## [Task objective]
Find the lines with the string "rules" and return them.

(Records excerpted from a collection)
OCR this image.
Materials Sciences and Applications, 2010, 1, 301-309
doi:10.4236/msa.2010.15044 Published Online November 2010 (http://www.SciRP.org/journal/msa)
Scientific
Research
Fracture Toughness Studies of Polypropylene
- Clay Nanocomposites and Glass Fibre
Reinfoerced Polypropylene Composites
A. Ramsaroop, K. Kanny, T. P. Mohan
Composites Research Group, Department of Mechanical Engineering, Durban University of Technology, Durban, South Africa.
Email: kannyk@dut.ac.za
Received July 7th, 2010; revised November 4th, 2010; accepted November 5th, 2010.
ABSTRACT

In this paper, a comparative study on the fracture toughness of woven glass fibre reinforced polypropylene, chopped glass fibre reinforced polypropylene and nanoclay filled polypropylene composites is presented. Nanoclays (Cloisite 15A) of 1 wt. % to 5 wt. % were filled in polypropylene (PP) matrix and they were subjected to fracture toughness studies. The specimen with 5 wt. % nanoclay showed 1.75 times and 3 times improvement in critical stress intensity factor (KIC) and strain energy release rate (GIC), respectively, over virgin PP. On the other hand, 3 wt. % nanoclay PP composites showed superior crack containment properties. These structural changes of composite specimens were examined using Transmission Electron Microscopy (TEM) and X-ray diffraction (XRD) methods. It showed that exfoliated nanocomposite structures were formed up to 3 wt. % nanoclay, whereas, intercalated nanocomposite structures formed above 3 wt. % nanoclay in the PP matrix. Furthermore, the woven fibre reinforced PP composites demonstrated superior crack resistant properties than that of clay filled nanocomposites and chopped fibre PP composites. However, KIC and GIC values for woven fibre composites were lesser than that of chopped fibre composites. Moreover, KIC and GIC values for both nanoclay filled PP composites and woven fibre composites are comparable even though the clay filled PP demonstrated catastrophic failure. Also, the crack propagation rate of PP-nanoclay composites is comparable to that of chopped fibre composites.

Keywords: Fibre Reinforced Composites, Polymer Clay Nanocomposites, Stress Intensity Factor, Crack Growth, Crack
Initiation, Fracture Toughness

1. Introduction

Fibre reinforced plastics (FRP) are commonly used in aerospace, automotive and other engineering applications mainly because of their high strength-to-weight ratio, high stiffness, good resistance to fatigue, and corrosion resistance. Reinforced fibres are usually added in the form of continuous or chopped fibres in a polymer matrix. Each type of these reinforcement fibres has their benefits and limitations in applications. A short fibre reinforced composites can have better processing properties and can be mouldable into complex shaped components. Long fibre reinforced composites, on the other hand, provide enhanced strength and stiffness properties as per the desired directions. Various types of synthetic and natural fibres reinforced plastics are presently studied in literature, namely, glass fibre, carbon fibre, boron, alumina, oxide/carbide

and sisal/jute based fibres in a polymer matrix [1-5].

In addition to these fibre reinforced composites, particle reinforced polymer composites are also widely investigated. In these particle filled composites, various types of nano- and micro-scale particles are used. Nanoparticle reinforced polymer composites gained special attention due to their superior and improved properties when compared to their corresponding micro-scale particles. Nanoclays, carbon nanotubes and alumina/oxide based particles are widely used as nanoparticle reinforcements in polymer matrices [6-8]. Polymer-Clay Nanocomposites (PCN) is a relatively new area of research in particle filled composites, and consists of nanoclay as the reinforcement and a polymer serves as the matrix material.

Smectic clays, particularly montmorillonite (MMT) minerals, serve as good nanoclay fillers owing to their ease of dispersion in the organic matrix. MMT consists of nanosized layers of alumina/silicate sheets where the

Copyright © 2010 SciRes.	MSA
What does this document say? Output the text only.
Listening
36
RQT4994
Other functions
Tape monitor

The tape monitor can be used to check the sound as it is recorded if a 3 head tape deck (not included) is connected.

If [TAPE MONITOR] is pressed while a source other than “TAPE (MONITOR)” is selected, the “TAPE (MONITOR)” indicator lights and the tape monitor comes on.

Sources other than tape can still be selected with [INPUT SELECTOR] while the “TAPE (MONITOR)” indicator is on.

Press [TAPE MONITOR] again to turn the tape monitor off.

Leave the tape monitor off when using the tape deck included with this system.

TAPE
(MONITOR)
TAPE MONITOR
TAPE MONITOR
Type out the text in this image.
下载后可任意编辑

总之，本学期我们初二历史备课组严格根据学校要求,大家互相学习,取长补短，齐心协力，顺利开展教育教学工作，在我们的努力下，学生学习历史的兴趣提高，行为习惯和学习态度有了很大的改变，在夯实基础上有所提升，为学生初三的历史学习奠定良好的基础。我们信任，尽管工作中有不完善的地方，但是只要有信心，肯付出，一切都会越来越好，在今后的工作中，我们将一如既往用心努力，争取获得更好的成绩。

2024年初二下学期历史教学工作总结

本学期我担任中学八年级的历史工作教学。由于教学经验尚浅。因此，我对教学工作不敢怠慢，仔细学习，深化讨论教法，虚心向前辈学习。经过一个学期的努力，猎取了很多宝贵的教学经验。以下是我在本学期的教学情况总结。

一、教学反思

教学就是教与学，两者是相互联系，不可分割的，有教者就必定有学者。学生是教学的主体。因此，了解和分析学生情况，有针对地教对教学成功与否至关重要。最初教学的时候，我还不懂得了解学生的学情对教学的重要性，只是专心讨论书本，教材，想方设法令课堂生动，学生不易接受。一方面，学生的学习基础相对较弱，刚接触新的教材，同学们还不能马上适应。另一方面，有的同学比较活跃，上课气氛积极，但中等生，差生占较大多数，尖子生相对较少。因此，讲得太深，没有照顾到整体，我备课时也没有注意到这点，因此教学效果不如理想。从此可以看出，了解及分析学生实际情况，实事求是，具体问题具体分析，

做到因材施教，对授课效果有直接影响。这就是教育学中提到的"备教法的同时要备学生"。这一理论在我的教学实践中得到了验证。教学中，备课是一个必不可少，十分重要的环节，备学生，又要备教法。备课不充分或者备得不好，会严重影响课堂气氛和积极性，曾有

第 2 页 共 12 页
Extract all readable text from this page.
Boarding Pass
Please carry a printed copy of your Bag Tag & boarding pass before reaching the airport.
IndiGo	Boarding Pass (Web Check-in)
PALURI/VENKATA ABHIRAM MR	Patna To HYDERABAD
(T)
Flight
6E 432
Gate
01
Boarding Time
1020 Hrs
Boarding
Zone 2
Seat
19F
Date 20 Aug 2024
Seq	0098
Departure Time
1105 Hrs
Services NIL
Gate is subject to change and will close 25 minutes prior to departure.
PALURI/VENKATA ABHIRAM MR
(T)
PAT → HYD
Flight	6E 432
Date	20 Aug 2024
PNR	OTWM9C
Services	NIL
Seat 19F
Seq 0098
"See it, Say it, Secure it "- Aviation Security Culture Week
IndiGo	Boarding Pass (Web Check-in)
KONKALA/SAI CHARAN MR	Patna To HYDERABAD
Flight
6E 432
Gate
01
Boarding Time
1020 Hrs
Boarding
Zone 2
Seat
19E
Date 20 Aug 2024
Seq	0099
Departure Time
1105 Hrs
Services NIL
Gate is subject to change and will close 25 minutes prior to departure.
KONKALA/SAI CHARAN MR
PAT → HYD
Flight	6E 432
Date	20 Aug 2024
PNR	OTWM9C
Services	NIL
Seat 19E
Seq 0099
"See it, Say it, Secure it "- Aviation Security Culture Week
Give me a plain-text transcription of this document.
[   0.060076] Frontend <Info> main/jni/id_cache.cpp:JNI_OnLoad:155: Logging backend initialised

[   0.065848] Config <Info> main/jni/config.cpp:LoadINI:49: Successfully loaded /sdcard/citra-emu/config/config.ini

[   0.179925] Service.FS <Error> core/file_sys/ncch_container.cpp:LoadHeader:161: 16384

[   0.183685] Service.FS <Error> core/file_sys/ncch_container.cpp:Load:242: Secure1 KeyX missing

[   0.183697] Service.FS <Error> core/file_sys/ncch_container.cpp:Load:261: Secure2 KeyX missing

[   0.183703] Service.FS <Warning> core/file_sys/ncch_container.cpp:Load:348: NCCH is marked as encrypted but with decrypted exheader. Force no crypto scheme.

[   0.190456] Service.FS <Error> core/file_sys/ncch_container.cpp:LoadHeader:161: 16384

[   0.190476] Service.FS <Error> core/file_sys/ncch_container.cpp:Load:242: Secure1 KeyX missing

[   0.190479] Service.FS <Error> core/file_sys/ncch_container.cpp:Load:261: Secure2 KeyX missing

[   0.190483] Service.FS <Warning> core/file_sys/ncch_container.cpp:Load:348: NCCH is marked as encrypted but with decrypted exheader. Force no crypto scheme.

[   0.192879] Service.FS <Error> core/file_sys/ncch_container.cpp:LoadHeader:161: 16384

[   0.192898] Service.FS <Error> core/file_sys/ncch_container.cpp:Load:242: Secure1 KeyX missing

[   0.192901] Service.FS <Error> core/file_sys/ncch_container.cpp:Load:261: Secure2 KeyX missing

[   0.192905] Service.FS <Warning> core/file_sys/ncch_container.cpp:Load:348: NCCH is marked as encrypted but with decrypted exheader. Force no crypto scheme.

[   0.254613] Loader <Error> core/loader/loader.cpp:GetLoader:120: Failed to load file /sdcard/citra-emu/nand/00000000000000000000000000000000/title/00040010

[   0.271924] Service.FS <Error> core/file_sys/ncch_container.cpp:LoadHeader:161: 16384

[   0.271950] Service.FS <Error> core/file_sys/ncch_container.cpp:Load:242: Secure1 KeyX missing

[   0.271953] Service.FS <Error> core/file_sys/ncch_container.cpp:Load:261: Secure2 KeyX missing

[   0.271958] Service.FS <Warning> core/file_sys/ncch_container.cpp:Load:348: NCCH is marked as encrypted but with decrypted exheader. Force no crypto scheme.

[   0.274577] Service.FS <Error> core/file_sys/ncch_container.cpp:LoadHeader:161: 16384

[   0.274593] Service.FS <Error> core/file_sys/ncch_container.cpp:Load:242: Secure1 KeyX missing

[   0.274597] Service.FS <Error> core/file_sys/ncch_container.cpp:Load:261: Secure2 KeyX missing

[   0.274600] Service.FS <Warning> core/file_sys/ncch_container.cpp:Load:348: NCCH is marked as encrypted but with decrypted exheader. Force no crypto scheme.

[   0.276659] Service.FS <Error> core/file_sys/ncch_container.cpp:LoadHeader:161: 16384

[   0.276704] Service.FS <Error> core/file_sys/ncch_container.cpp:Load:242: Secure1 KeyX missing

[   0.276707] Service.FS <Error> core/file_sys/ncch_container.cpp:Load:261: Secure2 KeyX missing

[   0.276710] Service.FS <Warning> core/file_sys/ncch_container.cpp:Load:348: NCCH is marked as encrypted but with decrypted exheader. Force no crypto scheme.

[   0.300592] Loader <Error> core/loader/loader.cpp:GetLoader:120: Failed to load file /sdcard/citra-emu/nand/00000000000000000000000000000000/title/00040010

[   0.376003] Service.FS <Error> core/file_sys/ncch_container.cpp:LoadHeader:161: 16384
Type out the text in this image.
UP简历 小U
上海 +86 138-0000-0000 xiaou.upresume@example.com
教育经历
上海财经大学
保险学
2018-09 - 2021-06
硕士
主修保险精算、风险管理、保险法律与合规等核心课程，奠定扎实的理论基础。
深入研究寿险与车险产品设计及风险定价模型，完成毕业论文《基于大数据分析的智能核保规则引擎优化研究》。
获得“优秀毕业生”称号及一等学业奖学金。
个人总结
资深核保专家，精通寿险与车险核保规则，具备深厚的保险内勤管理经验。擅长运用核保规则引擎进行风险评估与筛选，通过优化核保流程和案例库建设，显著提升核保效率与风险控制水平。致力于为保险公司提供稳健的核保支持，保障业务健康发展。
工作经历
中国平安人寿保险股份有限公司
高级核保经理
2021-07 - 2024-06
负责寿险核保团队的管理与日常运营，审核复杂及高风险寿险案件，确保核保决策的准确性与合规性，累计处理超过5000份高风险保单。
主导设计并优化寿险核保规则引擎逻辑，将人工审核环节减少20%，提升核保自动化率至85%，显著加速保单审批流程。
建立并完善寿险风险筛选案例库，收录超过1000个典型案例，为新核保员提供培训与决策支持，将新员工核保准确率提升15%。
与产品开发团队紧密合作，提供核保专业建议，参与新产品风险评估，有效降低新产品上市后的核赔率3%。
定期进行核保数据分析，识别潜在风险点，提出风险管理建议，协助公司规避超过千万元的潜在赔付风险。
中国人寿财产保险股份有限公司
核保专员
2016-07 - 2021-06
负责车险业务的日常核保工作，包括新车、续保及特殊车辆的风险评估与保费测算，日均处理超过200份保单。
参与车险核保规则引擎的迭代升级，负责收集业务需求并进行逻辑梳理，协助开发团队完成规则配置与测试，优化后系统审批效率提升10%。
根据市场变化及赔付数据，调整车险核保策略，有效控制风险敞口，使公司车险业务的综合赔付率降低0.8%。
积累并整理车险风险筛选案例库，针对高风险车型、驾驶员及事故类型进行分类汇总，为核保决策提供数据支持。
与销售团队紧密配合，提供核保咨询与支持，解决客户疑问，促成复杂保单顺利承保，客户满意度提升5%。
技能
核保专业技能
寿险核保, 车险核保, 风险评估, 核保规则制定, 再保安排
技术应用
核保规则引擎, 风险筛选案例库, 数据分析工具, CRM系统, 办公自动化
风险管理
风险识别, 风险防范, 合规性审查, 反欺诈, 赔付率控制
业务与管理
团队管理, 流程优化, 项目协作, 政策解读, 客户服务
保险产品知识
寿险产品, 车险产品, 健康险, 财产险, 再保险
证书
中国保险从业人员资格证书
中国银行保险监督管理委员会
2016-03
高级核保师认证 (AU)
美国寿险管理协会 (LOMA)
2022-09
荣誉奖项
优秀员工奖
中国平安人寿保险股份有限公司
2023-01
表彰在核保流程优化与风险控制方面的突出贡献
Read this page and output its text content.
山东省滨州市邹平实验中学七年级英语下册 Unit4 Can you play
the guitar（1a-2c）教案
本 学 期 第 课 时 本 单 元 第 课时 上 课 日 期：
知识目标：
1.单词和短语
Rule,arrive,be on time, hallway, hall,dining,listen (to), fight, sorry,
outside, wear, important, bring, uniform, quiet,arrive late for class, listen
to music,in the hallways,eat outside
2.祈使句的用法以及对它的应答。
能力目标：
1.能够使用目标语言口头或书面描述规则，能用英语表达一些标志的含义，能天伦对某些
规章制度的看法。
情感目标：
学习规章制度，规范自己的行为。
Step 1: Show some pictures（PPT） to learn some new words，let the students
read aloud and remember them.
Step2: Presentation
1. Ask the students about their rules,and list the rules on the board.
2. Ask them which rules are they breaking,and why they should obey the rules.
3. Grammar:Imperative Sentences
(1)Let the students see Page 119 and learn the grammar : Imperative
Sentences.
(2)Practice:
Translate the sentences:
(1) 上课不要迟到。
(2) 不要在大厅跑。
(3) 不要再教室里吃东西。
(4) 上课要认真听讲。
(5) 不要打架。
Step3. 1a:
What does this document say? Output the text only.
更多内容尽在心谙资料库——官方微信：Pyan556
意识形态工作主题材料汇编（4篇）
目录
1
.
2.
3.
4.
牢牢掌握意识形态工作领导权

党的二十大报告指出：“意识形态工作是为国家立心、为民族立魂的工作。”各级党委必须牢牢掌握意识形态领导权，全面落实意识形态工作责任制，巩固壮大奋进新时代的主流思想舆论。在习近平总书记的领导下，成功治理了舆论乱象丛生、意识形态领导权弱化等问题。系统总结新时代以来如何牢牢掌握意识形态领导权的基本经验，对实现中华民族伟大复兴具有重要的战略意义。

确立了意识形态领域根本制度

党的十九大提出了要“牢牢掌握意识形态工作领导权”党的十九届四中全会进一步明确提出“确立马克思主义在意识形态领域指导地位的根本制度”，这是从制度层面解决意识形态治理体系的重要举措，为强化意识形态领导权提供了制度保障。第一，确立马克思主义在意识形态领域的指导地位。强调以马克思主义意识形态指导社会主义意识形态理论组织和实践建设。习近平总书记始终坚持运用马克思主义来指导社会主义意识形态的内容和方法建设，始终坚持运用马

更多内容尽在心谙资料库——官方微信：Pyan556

## [Finished exercise]
1. Ask the students about their rules,and list the rules on the board.
2. Ask them which rules are they breaking,and why they should obey the rules.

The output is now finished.